— begin Raw data —
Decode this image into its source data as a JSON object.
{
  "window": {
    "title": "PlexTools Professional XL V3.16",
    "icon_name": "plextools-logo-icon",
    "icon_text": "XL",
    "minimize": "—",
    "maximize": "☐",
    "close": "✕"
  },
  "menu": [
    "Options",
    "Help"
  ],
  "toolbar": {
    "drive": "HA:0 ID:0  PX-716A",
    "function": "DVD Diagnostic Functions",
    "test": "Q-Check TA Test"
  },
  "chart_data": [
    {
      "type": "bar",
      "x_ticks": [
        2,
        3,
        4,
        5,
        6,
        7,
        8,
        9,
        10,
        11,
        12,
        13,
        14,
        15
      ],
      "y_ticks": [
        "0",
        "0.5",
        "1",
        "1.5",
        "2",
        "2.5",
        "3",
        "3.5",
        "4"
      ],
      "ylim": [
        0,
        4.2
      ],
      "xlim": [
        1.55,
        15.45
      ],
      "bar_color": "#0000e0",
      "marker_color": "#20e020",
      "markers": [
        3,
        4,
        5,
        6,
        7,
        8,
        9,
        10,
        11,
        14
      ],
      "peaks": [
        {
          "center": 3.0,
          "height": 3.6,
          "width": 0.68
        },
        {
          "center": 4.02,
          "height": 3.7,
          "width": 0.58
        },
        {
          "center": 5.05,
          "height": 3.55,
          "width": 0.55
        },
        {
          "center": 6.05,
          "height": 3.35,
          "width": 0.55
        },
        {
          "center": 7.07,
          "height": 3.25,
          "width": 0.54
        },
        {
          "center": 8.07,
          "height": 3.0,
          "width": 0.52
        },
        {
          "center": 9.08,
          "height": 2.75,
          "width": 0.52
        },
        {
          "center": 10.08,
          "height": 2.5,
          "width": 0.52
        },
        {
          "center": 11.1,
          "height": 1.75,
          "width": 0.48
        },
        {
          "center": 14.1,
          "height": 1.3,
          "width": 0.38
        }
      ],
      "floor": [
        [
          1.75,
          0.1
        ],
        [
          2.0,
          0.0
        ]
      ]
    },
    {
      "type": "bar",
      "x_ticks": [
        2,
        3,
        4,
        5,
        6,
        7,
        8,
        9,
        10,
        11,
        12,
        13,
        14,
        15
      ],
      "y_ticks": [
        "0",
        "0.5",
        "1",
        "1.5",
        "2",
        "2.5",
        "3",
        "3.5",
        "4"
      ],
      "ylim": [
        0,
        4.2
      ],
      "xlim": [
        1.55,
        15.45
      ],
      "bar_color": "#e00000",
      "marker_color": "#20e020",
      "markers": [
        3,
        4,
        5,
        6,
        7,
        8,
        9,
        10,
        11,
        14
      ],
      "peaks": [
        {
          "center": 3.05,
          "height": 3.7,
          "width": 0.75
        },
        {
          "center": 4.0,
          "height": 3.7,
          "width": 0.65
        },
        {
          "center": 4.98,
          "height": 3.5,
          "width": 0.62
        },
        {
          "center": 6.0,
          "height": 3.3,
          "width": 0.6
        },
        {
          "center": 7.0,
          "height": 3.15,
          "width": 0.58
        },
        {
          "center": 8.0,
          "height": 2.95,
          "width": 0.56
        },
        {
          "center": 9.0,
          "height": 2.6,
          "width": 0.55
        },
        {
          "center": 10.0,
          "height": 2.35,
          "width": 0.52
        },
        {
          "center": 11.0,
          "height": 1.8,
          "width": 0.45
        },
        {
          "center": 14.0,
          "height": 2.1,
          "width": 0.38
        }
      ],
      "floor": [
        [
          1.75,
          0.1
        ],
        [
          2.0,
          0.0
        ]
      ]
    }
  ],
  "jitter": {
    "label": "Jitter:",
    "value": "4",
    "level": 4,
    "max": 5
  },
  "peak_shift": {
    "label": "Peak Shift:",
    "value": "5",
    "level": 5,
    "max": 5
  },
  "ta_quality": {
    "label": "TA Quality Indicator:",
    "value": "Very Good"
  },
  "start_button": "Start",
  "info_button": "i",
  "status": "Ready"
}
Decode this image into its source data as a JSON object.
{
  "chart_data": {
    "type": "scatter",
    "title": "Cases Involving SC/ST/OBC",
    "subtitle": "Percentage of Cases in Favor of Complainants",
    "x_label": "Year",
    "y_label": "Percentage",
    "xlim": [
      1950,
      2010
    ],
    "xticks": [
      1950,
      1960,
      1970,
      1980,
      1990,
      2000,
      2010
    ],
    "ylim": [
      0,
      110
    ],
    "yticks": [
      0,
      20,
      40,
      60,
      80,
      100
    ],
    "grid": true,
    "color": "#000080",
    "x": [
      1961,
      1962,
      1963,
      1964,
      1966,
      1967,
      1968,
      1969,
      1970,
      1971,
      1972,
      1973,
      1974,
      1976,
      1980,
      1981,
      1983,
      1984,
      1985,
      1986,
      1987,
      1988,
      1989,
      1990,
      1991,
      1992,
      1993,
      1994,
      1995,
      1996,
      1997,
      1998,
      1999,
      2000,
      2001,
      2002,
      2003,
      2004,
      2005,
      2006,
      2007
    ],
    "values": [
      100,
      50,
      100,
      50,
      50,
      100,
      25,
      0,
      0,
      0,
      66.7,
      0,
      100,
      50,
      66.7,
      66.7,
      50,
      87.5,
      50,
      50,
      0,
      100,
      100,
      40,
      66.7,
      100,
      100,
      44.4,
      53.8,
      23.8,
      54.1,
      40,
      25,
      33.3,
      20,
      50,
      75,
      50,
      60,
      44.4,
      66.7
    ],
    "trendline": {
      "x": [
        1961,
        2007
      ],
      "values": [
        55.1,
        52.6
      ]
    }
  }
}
— end Raw data —
Set task.
Return all of the entries exactly as written.

Result of this task.
Decode this image into its source data as a JSON object.
{
  "window": {
    "title": "PlexTools Professional XL V3.16",
    "icon_name": "plextools-logo-icon",
    "icon_text": "XL",
    "minimize": "—",
    "maximize": "☐",
    "close": "✕"
  },
  "menu": [
    "Options",
    "Help"
  ],
  "toolbar": {
    "drive": "HA:0 ID:0  PX-716A",
    "function": "DVD Diagnostic Functions",
    "test": "Q-Check TA Test"
  },
  "chart_data": [
    {
      "type": "bar",
      "x_ticks": [
        2,
        3,
        4,
        5,
        6,
        7,
        8,
        9,
        10,
        11,
        12,
        13,
        14,
        15
      ],
      "y_ticks": [
        "0",
        "0.5",
        "1",
        "1.5",
        "2",
        "2.5",
        "3",
        "3.5",
        "4"
      ],
      "ylim": [
        0,
        4.2
      ],
      "xlim": [
        1.55,
        15.45
      ],
      "bar_color": "#0000e0",
      "marker_color": "#20e020",
      "markers": [
        3,
        4,
        5,
        6,
        7,
        8,
        9,
        10,
        11,
        14
      ],
      "peaks": [
        {
          "center": 3.0,
          "height": 3.6,
          "width": 0.68
        },
        {
          "center": 4.02,
          "height": 3.7,
          "width": 0.58
        },
        {
          "center": 5.05,
          "height": 3.55,
          "width": 0.55
        },
        {
          "center": 6.05,
          "height": 3.35,
          "width": 0.55
        },
        {
          "center": 7.07,
          "height": 3.25,
          "width": 0.54
        },
        {
          "center": 8.07,
          "height": 3.0,
          "width": 0.52
        },
        {
          "center": 9.08,
          "height": 2.75,
          "width": 0.52
        },
        {
          "center": 10.08,
          "height": 2.5,
          "width": 0.52
        },
        {
          "center": 11.1,
          "height": 1.75,
          "width": 0.48
        },
        {
          "center": 14.1,
          "height": 1.3,
          "width": 0.38
        }
      ],
      "floor": [
        [
          1.75,
          0.1
        ],
        [
          2.0,
          0.0
        ]
      ]
    },
    {
      "type": "bar",
      "x_ticks": [
        2,
        3,
        4,
        5,
        6,
        7,
        8,
        9,
        10,
        11,
        12,
        13,
        14,
        15
      ],
      "y_ticks": [
        "0",
        "0.5",
        "1",
        "1.5",
        "2",
        "2.5",
        "3",
        "3.5",
        "4"
      ],
      "ylim": [
        0,
        4.2
      ],
      "xlim": [
        1.55,
        15.45
      ],
      "bar_color": "#e00000",
      "marker_color": "#20e020",
      "markers": [
        3,
        4,
        5,
        6,
        7,
        8,
        9,
        10,
        11,
        14
      ],
      "peaks": [
        {
          "center": 3.05,
          "height": 3.7,
          "width": 0.75
        },
        {
          "center": 4.0,
          "height": 3.7,
          "width": 0.65
        },
        {
          "center": 4.98,
          "height": 3.5,
          "width": 0.62
        },
        {
          "center": 6.0,
          "height": 3.3,
          "width": 0.6
        },
        {
          "center": 7.0,
          "height": 3.15,
          "width": 0.58
        },
        {
          "center": 8.0,
          "height": 2.95,
          "width": 0.56
        },
        {
          "center": 9.0,
          "height": 2.6,
          "width": 0.55
        },
        {
          "center": 10.0,
          "height": 2.35,
          "width": 0.52
        },
        {
          "center": 11.0,
          "height": 1.8,
          "width": 0.45
        },
        {
          "center": 14.0,
          "height": 2.1,
          "width": 0.38
        }
      ],
      "floor": [
        [
          1.75,
          0.1
        ],
        [
          2.0,
          0.0
        ]
      ]
    }
  ],
  "jitter": {
    "label": "Jitter:",
    "value": "4",
    "level": 4,
    "max": 5
  },
  "peak_shift": {
    "label": "Peak Shift:",
    "value": "5",
    "level": 5,
    "max": 5
  },
  "ta_quality": {
    "label": "TA Quality Indicator:",
    "value": "Very Good"
  },
  "start_button": "Start",
  "info_button": "i",
  "status": "Ready"
}
Decode this image into its source data as a JSON object.
{
  "chart_data": {
    "type": "scatter",
    "title": "Cases Involving SC/ST/OBC",
    "subtitle": "Percentage of Cases in Favor of Complainants",
    "x_label": "Year",
    "y_label": "Percentage",
    "xlim": [
      1950,
      2010
    ],
    "xticks": [
      1950,
      1960,
      1970,
      1980,
      1990,
      2000,
      2010
    ],
    "ylim": [
      0,
      110
    ],
    "yticks": [
      0,
      20,
      40,
      60,
      80,
      100
    ],
    "grid": true,
    "color": "#000080",
    "x": [
      1961,
      1962,
      1963,
      1964,
      1966,
      1967,
      1968,
      1969,
      1970,
      1971,
      1972,
      1973,
      1974,
      1976,
      1980,
      1981,
      1983,
      1984,
      1985,
      1986,
      1987,
      1988,
      1989,
      1990,
      1991,
      1992,
      1993,
      1994,
      1995,
      1996,
      1997,
      1998,
      1999,
      2000,
      2001,
      2002,
      2003,
      2004,
      2005,
      2006,
      2007
    ],
    "values": [
      100,
      50,
      100,
      50,
      50,
      100,
      25,
      0,
      0,
      0,
      66.7,
      0,
      100,
      50,
      66.7,
      66.7,
      50,
      87.5,
      50,
      50,
      0,
      100,
      100,
      40,
      66.7,
      100,
      100,
      44.4,
      53.8,
      23.8,
      54.1,
      40,
      25,
      33.3,
      20,
      50,
      75,
      50,
      60,
      44.4,
      66.7
    ],
    "trendline": {
      "x": [
        1961,
        2007
      ],
      "values": [
        55.1,
        52.6
      ]
    }
  }
}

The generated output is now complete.